** START OF Supplied passage **

Read this article in Spanish here.
Read Part I of this article here.
“I pledge allegiance to the flag of the United States of America,” the American kid recites in school.
“Journalism is the throat and tongue of the Communist Party,” the Shanghai University student writes into her journalism assignments.
Welcome to Freedom of Expression in a rote world, and welcome to a brief and personal history of restrictions on a free press from an American journalism professor at the University of Kentucky.
For a glimpse into China’s surge in international communications, please turn to a companion piece, “Part I: A Chinese View,” written by lecturer Zhang Siqi, who teaches international journalism at Jilin University in Changchun, China.
For now, sit back and reflect on how China’s voice in a noisy news media world can be heard through a quick content analysis and seen through a historical perspective, including echoes of early America, Francisco Franco’s Spain and the Basque conflict, and Vladimir Putin’s Russia.
Spoiler alert: If you are looking for a clear picture of China, you have never been there. Any time you hear “China,” ask yourself: which one? The rich one or the poor one, the urban one or the rural one, the coastal one or the one inland.
China is too big and complex, too old and too new, to be confined to one view. Or, as I was told after making a simple request on my first visit to China, “It’s complicated.”
So, just for fun, let’s take a peek at front-page newspaper headlines from the New York Times and the Chicago Tribune on the same days for three weeks in July and compare them with the People’s Daily, an official government paper with Chinese headlines, and China Daily, the largest English-language newspaper in China. Both Chinese papers are based in Beijing.
The content analysis was conducted by Associate Professor Liu Xueyi at Jilin University’s College of Journalism and Communication, using front pages from July 1 to 21, 2014, displayed on the Freedom Forum’s Newseum website.
The study involved 41 headlines with U.S. or Chinese references, 22 headlines in the Chinese newspapers and 19 in the American papers. The study shows the Chinese newspapers focused on the U.S. twice as often (8 headlines) as the U.S. papers mentioned China (4 headlines). The Chinese papers made U.S. stories a top news item 5 of 8 times compared with the New York Times making stories about China a top item 2 of 4 times. No Chicago Tribune headlines mentioned China.
Topics included “A bonanza for China’s elite” on an I.P.O. stock deal (New York Times, July 21), “Chinese face tougher hurdles for Ivy League schools” (China Daily, July 18), “Xi Jinping speaking to Barack Obama via phone” about Iran and North Korea (People’s Daily, July 16), and “U.S. tariffs aimed at cheap steel imports” (Chicago Tribune, July 12).
Leave it to China Daily to balance celebrity with sobriety with headlines ranging from “China film ‘goddess’ to tie knot with her Korean director” (July 3) to “China, U.S. aim to cleanse lingering wounds with high-level dialogue” (July 10).
Thanks to professor Liu’s analysis, we can hear the loud voice of the New York Times in America on international news (17 of the 19 headlines, only 2 from the Chicago Tribune) and the formal voice of China through the People’s Daily (“A grand gathering is held to mark the beginning of the 77th anniversary of the Chinese People’s War of Resistance Against Japanese Aggressions in Beijing; Chinese President Xi Jinping attended the ceremony and delivered an important speech”).

** END OF Supplied passage **
** START OF Material **

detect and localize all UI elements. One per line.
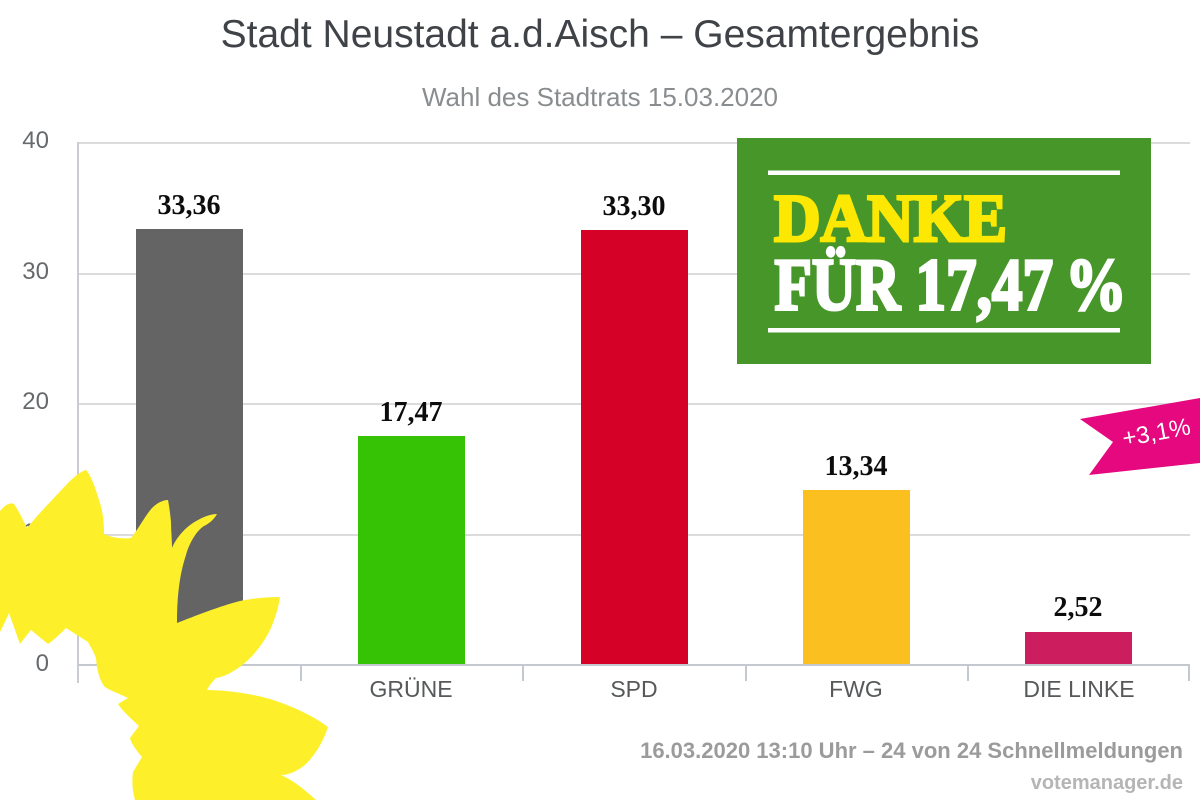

** END OF Material **

**What you have to do:**
From the article on China's news media, copy the part that starts with the words containing "Read Part I" and ends with "her journalism assignments.". Keep every word the same.

**Complete answer:**
Read Part I of this article here.
“I pledge allegiance to the flag of the United States of America,” the American kid recites in school.
“Journalism is the throat and tongue of the Communist Party,” the Shanghai University student writes into her journalism assignments.